### Records contained in a dataset:
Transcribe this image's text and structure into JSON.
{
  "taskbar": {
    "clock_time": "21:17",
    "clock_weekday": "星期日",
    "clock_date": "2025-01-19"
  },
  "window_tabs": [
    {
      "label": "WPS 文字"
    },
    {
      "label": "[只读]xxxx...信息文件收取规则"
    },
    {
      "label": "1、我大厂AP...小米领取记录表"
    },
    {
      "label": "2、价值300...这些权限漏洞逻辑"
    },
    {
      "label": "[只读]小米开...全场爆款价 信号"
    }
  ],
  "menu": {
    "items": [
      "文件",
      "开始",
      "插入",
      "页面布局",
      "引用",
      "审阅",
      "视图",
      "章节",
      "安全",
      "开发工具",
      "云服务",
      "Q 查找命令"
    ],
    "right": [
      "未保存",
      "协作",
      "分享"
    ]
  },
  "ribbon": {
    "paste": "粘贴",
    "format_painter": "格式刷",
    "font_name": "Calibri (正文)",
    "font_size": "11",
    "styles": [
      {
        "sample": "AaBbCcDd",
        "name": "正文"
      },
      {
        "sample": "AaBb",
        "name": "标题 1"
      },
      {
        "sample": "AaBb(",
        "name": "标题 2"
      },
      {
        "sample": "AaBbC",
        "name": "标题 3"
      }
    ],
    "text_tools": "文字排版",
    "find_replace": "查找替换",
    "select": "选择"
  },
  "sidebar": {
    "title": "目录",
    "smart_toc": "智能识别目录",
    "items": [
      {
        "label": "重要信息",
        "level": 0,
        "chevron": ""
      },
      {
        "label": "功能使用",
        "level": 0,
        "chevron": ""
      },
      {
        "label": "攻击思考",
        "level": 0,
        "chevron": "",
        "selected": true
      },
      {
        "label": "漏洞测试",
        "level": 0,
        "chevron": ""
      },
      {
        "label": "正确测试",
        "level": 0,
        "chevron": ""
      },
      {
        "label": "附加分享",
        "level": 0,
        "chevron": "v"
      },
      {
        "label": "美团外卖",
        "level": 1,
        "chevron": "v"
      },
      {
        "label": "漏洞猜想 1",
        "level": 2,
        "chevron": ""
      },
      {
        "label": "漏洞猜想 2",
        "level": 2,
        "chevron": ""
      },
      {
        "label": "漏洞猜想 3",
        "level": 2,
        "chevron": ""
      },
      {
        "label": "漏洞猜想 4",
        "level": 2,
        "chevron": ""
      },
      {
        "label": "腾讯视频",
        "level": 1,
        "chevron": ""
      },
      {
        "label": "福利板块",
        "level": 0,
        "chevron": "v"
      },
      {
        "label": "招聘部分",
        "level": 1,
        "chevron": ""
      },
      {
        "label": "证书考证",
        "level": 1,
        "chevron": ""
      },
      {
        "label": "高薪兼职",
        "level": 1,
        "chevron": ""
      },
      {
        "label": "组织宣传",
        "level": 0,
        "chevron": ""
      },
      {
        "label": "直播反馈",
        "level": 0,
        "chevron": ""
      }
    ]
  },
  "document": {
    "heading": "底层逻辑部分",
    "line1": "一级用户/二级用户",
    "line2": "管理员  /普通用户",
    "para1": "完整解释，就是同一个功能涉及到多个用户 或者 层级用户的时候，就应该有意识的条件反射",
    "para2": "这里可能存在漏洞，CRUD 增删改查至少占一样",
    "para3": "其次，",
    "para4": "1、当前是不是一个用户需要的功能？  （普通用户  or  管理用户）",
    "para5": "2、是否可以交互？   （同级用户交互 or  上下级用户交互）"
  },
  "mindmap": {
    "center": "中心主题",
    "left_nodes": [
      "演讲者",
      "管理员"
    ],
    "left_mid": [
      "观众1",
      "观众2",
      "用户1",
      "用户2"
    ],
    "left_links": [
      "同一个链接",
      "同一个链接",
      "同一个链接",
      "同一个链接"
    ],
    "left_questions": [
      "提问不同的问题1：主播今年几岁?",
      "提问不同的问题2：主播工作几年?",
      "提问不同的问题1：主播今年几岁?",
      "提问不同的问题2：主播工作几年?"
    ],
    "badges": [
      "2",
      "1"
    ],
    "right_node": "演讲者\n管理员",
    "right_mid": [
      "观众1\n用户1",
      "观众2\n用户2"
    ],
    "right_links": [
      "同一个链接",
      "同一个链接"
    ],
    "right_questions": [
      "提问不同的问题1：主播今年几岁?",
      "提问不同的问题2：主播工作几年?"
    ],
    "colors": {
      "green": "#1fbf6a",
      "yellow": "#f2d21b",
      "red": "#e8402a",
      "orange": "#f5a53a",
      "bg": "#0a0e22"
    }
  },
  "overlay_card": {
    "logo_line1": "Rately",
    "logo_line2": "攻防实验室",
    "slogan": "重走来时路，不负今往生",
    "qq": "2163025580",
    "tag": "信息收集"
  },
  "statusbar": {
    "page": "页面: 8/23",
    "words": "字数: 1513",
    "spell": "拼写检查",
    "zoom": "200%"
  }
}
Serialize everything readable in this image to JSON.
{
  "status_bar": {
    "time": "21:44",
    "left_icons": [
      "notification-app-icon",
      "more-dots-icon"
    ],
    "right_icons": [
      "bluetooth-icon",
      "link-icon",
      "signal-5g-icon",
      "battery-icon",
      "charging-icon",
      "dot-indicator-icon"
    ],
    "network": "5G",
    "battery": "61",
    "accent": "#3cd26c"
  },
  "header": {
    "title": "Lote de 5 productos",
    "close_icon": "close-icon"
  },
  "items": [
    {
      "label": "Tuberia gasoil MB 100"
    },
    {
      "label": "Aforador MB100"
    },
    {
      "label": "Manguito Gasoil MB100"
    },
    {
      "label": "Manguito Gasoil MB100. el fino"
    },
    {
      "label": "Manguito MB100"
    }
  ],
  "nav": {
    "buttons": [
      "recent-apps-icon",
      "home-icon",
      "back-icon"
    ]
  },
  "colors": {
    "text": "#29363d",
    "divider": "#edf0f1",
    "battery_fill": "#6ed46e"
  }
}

### GIVEN INSTRUCTION:
Using the material above, reproduce exactly the line that contains "Serialize everything readable" and all lines after it through the last one, and only those.

### CORRECT OUTPUT:
Serialize everything readable in this image to JSON.
{
  "status_bar": {
    "time": "21:44",
    "left_icons": [
      "notification-app-icon",
      "more-dots-icon"
    ],
    "right_icons": [
      "bluetooth-icon",
      "link-icon",
      "signal-5g-icon",
      "battery-icon",
      "charging-icon",
      "dot-indicator-icon"
    ],
    "network": "5G",
    "battery": "61",
    "accent": "#3cd26c"
  },
  "header": {
    "title": "Lote de 5 productos",
    "close_icon": "close-icon"
  },
  "items": [
    {
      "label": "Tuberia gasoil MB 100"
    },
    {
      "label": "Aforador MB100"
    },
    {
      "label": "Manguito Gasoil MB100"
    },
    {
      "label": "Manguito Gasoil MB100. el fino"
    },
    {
      "label": "Manguito MB100"
    }
  ],
  "nav": {
    "buttons": [
      "recent-apps-icon",
      "home-icon",
      "back-icon"
    ]
  },
  "colors": {
    "text": "#29363d",
    "divider": "#edf0f1",
    "battery_fill": "#6ed46e"
  }
}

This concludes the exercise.